• [Your instructions] Output each entry verbatim and exclude every picture from it.

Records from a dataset
■ ■ ■ ■

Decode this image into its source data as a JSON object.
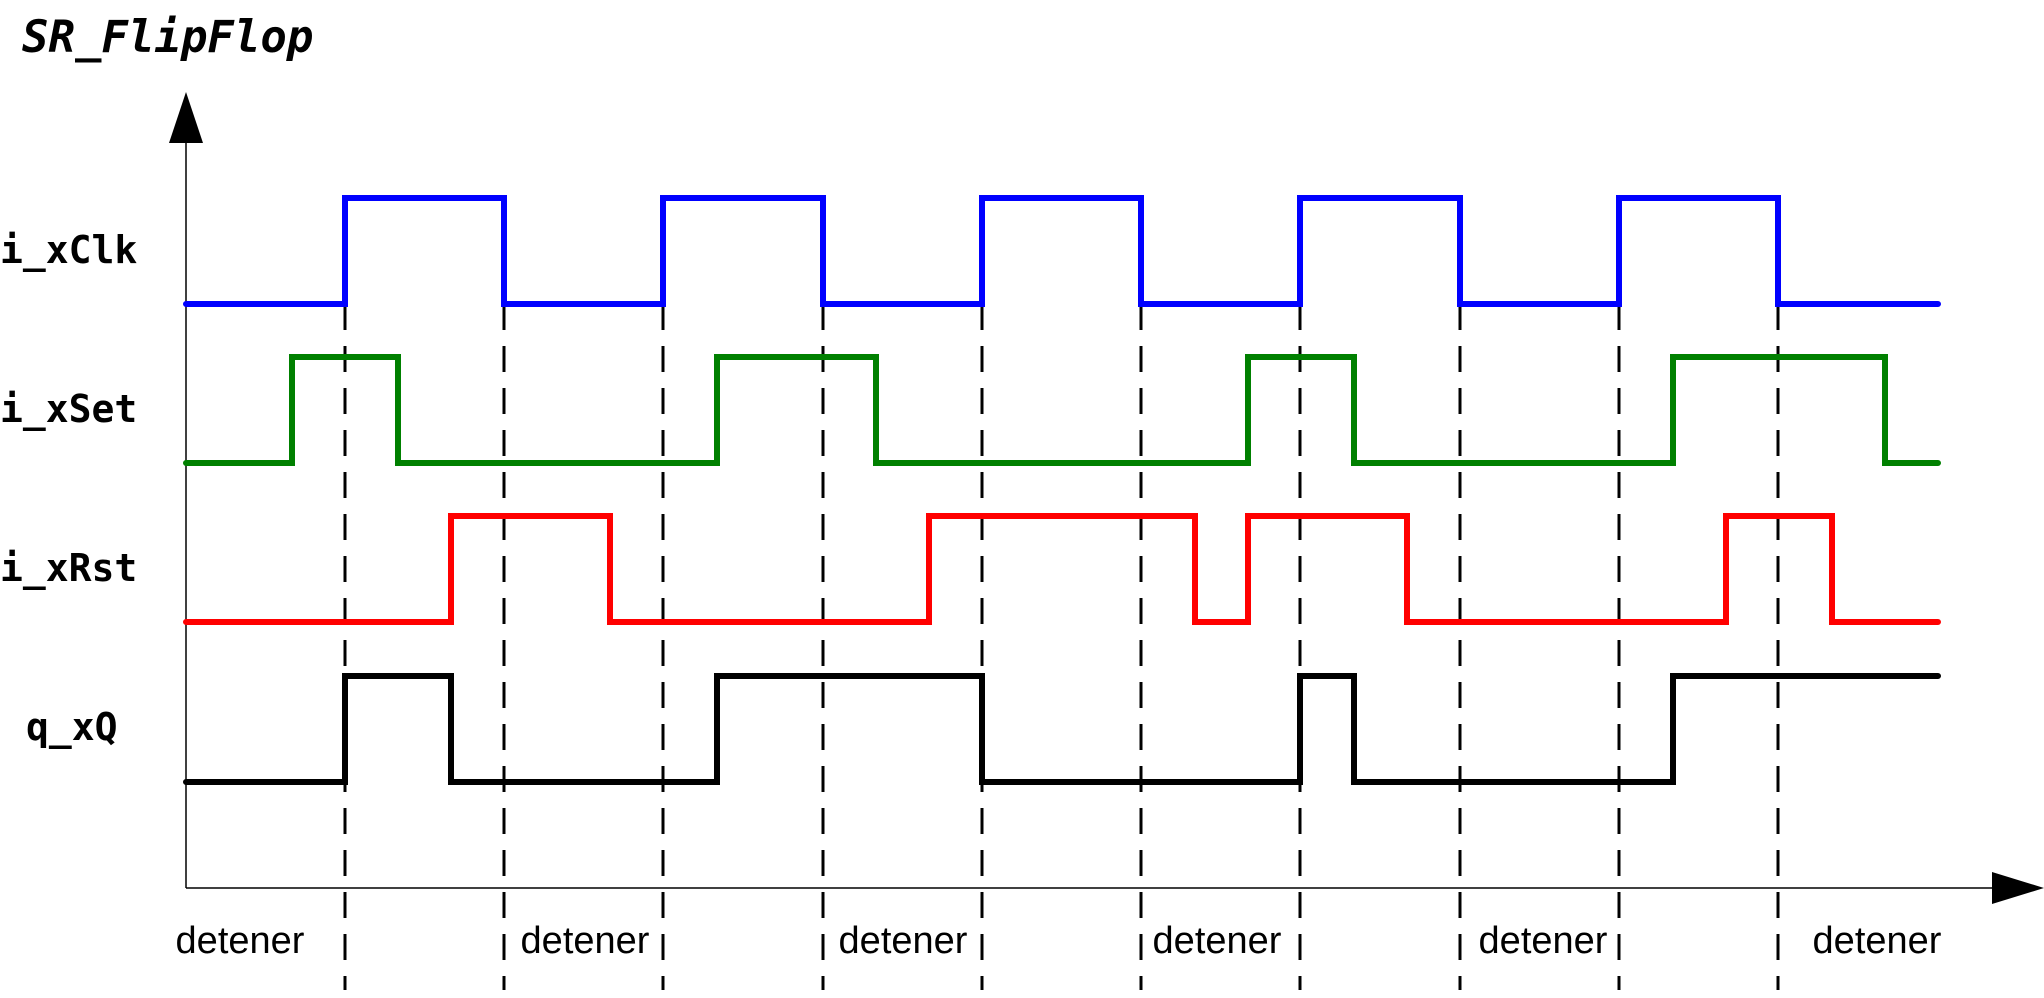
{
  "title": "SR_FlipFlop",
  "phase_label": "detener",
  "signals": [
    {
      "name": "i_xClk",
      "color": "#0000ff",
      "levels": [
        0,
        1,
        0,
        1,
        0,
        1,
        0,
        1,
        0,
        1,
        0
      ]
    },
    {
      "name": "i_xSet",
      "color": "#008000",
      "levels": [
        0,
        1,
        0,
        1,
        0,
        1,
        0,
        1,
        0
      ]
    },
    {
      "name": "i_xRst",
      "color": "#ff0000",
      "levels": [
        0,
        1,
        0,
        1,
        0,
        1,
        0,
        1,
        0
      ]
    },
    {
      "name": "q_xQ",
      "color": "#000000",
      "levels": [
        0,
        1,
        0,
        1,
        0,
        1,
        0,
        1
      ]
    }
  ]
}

■ ■ ■ ■

• [Full output]
Decode this image into its source data as a JSON object.
{
  "title": "SR_FlipFlop",
  "phase_label": "detener",
  "signals": [
    {
      "name": "i_xClk",
      "color": "#0000ff",
      "levels": [
        0,
        1,
        0,
        1,
        0,
        1,
        0,
        1,
        0,
        1,
        0
      ]
    },
    {
      "name": "i_xSet",
      "color": "#008000",
      "levels": [
        0,
        1,
        0,
        1,
        0,
        1,
        0,
        1,
        0
      ]
    },
    {
      "name": "i_xRst",
      "color": "#ff0000",
      "levels": [
        0,
        1,
        0,
        1,
        0,
        1,
        0,
        1,
        0
      ]
    },
    {
      "name": "q_xQ",
      "color": "#000000",
      "levels": [
        0,
        1,
        0,
        1,
        0,
        1,
        0,
        1
      ]
    }
  ]
}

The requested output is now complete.